Aim of the exercise:
Lift every line from the entries that includes the word "frac".

Data supplied:
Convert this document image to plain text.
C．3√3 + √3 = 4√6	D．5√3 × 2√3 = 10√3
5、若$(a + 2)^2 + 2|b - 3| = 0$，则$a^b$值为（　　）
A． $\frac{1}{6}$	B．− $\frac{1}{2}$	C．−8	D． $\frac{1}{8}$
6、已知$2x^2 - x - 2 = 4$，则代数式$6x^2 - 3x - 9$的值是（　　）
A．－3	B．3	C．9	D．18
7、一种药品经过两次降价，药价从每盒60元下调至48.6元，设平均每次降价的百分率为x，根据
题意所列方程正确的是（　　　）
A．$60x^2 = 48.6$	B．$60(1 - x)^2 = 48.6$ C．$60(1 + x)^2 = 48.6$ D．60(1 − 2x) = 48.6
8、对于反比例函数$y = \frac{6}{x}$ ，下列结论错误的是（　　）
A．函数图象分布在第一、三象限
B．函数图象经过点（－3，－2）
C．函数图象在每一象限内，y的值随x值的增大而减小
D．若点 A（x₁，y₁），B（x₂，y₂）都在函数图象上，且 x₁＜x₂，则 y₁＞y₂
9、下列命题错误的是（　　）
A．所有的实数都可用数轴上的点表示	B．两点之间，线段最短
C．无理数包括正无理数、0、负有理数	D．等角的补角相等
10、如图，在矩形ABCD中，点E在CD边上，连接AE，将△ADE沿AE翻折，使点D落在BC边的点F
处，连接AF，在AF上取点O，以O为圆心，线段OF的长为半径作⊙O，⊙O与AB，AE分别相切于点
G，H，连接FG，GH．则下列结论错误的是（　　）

Task response:
A． $\frac{1}{6}$	B．− $\frac{1}{2}$	C．−8	D． $\frac{1}{8}$
8、对于反比例函数$y = \frac{6}{x}$ ，下列结论错误的是（　　）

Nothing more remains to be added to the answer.